What you should do: Give the listing below again in full, exactly as written.

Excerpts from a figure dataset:
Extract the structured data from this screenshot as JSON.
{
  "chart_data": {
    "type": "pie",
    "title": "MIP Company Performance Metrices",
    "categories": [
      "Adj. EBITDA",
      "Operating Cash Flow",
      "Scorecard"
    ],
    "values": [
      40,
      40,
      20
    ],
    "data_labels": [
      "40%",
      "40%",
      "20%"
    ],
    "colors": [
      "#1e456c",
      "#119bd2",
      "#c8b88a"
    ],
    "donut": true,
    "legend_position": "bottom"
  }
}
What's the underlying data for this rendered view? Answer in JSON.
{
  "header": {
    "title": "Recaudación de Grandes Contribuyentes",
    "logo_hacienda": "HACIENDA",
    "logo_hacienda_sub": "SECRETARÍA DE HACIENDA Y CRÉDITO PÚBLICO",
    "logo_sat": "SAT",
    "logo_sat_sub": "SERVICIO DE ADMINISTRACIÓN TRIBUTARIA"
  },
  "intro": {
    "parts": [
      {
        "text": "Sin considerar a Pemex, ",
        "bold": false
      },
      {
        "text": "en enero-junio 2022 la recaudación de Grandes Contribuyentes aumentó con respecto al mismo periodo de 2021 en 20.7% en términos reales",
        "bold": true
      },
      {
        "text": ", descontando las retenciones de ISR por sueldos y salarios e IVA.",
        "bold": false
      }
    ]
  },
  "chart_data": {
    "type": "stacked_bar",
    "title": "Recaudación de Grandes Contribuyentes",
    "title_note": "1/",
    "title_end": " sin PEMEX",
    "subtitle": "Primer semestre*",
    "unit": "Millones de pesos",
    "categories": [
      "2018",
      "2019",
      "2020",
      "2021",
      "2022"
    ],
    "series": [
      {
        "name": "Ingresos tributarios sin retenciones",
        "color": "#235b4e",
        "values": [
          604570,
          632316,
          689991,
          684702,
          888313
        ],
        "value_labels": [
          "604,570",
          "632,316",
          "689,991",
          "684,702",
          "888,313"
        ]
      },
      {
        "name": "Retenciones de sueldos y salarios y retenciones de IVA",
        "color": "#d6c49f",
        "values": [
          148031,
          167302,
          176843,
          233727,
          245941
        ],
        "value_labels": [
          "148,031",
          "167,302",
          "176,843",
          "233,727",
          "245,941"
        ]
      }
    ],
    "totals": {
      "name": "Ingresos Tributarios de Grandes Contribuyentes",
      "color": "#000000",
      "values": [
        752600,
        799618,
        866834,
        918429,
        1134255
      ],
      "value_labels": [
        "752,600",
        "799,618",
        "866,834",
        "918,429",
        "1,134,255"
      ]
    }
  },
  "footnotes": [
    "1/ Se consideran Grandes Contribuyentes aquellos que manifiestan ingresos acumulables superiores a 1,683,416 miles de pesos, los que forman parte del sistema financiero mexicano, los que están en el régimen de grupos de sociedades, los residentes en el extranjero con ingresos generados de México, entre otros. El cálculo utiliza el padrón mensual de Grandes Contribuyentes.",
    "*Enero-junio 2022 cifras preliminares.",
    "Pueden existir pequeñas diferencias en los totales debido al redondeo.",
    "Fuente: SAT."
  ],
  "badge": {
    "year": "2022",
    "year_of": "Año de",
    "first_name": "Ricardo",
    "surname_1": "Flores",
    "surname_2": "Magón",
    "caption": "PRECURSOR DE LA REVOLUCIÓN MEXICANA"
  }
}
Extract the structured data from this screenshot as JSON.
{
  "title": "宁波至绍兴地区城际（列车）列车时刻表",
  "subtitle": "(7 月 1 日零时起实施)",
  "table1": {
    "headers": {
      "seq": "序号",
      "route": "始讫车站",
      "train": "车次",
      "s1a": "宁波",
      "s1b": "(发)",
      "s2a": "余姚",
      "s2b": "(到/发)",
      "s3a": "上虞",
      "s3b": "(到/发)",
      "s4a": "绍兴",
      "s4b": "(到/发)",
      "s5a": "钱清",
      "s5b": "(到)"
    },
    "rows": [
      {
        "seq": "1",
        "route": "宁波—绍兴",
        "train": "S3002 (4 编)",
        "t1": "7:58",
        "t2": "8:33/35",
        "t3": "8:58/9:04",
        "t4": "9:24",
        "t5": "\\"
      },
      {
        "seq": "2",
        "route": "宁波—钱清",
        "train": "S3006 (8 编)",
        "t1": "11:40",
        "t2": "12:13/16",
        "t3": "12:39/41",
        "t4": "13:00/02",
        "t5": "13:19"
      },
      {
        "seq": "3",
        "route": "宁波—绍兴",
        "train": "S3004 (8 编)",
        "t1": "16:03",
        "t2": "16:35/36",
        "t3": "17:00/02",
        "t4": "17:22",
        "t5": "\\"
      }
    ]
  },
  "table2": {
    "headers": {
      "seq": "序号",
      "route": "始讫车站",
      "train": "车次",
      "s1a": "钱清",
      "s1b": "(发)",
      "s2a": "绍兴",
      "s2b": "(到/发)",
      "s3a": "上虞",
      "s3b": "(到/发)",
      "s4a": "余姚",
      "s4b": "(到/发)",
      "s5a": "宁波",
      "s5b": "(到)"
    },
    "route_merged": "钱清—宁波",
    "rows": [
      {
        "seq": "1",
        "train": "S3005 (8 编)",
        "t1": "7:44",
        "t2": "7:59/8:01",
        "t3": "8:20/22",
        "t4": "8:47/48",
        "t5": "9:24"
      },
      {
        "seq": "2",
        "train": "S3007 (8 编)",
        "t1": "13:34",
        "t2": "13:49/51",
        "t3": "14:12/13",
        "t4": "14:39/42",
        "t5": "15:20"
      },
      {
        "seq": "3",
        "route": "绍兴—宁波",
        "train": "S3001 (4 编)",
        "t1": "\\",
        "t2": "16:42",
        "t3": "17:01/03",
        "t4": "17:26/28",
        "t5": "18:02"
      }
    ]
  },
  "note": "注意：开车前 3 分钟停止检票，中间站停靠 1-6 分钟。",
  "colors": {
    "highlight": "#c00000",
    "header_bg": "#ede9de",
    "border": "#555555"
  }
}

Exercise response:
Extract the structured data from this screenshot as JSON.
{
  "chart_data": {
    "type": "pie",
    "title": "MIP Company Performance Metrices",
    "categories": [
      "Adj. EBITDA",
      "Operating Cash Flow",
      "Scorecard"
    ],
    "values": [
      40,
      40,
      20
    ],
    "data_labels": [
      "40%",
      "40%",
      "20%"
    ],
    "colors": [
      "#1e456c",
      "#119bd2",
      "#c8b88a"
    ],
    "donut": true,
    "legend_position": "bottom"
  }
}
What's the underlying data for this rendered view? Answer in JSON.
{
  "header": {
    "title": "Recaudación de Grandes Contribuyentes",
    "logo_hacienda": "HACIENDA",
    "logo_hacienda_sub": "SECRETARÍA DE HACIENDA Y CRÉDITO PÚBLICO",
    "logo_sat": "SAT",
    "logo_sat_sub": "SERVICIO DE ADMINISTRACIÓN TRIBUTARIA"
  },
  "intro": {
    "parts": [
      {
        "text": "Sin considerar a Pemex, ",
        "bold": false
      },
      {
        "text": "en enero-junio 2022 la recaudación de Grandes Contribuyentes aumentó con respecto al mismo periodo de 2021 en 20.7% en términos reales",
        "bold": true
      },
      {
        "text": ", descontando las retenciones de ISR por sueldos y salarios e IVA.",
        "bold": false
      }
    ]
  },
  "chart_data": {
    "type": "stacked_bar",
    "title": "Recaudación de Grandes Contribuyentes",
    "title_note": "1/",
    "title_end": " sin PEMEX",
    "subtitle": "Primer semestre*",
    "unit": "Millones de pesos",
    "categories": [
      "2018",
      "2019",
      "2020",
      "2021",
      "2022"
    ],
    "series": [
      {
        "name": "Ingresos tributarios sin retenciones",
        "color": "#235b4e",
        "values": [
          604570,
          632316,
          689991,
          684702,
          888313
        ],
        "value_labels": [
          "604,570",
          "632,316",
          "689,991",
          "684,702",
          "888,313"
        ]
      },
      {
        "name": "Retenciones de sueldos y salarios y retenciones de IVA",
        "color": "#d6c49f",
        "values": [
          148031,
          167302,
          176843,
          233727,
          245941
        ],
        "value_labels": [
          "148,031",
          "167,302",
          "176,843",
          "233,727",
          "245,941"
        ]
      }
    ],
    "totals": {
      "name": "Ingresos Tributarios de Grandes Contribuyentes",
      "color": "#000000",
      "values": [
        752600,
        799618,
        866834,
        918429,
        1134255
      ],
      "value_labels": [
        "752,600",
        "799,618",
        "866,834",
        "918,429",
        "1,134,255"
      ]
    }
  },
  "footnotes": [
    "1/ Se consideran Grandes Contribuyentes aquellos que manifiestan ingresos acumulables superiores a 1,683,416 miles de pesos, los que forman parte del sistema financiero mexicano, los que están en el régimen de grupos de sociedades, los residentes en el extranjero con ingresos generados de México, entre otros. El cálculo utiliza el padrón mensual de Grandes Contribuyentes.",
    "*Enero-junio 2022 cifras preliminares.",
    "Pueden existir pequeñas diferencias en los totales debido al redondeo.",
    "Fuente: SAT."
  ],
  "badge": {
    "year": "2022",
    "year_of": "Año de",
    "first_name": "Ricardo",
    "surname_1": "Flores",
    "surname_2": "Magón",
    "caption": "PRECURSOR DE LA REVOLUCIÓN MEXICANA"
  }
}
Extract the structured data from this screenshot as JSON.
{
  "title": "宁波至绍兴地区城际（列车）列车时刻表",
  "subtitle": "(7 月 1 日零时起实施)",
  "table1": {
    "headers": {
      "seq": "序号",
      "route": "始讫车站",
      "train": "车次",
      "s1a": "宁波",
      "s1b": "(发)",
      "s2a": "余姚",
      "s2b": "(到/发)",
      "s3a": "上虞",
      "s3b": "(到/发)",
      "s4a": "绍兴",
      "s4b": "(到/发)",
      "s5a": "钱清",
      "s5b": "(到)"
    },
    "rows": [
      {
        "seq": "1",
        "route": "宁波—绍兴",
        "train": "S3002 (4 编)",
        "t1": "7:58",
        "t2": "8:33/35",
        "t3": "8:58/9:04",
        "t4": "9:24",
        "t5": "\\"
      },
      {
        "seq": "2",
        "route": "宁波—钱清",
        "train": "S3006 (8 编)",
        "t1": "11:40",
        "t2": "12:13/16",
        "t3": "12:39/41",
        "t4": "13:00/02",
        "t5": "13:19"
      },
      {
        "seq": "3",
        "route": "宁波—绍兴",
        "train": "S3004 (8 编)",
        "t1": "16:03",
        "t2": "16:35/36",
        "t3": "17:00/02",
        "t4": "17:22",
        "t5": "\\"
      }
    ]
  },
  "table2": {
    "headers": {
      "seq": "序号",
      "route": "始讫车站",
      "train": "车次",
      "s1a": "钱清",
      "s1b": "(发)",
      "s2a": "绍兴",
      "s2b": "(到/发)",
      "s3a": "上虞",
      "s3b": "(到/发)",
      "s4a": "余姚",
      "s4b": "(到/发)",
      "s5a": "宁波",
      "s5b": "(到)"
    },
    "route_merged": "钱清—宁波",
    "rows": [
      {
        "seq": "1",
        "train": "S3005 (8 编)",
        "t1": "7:44",
        "t2": "7:59/8:01",
        "t3": "8:20/22",
        "t4": "8:47/48",
        "t5": "9:24"
      },
      {
        "seq": "2",
        "train": "S3007 (8 编)",
        "t1": "13:34",
        "t2": "13:49/51",
        "t3": "14:12/13",
        "t4": "14:39/42",
        "t5": "15:20"
      },
      {
        "seq": "3",
        "route": "绍兴—宁波",
        "train": "S3001 (4 编)",
        "t1": "\\",
        "t2": "16:42",
        "t3": "17:01/03",
        "t4": "17:26/28",
        "t5": "18:02"
      }
    ]
  },
  "note": "注意：开车前 3 分钟停止检票，中间站停靠 1-6 分钟。",
  "colors": {
    "highlight": "#c00000",
    "header_bg": "#ede9de",
    "border": "#555555"
  }
}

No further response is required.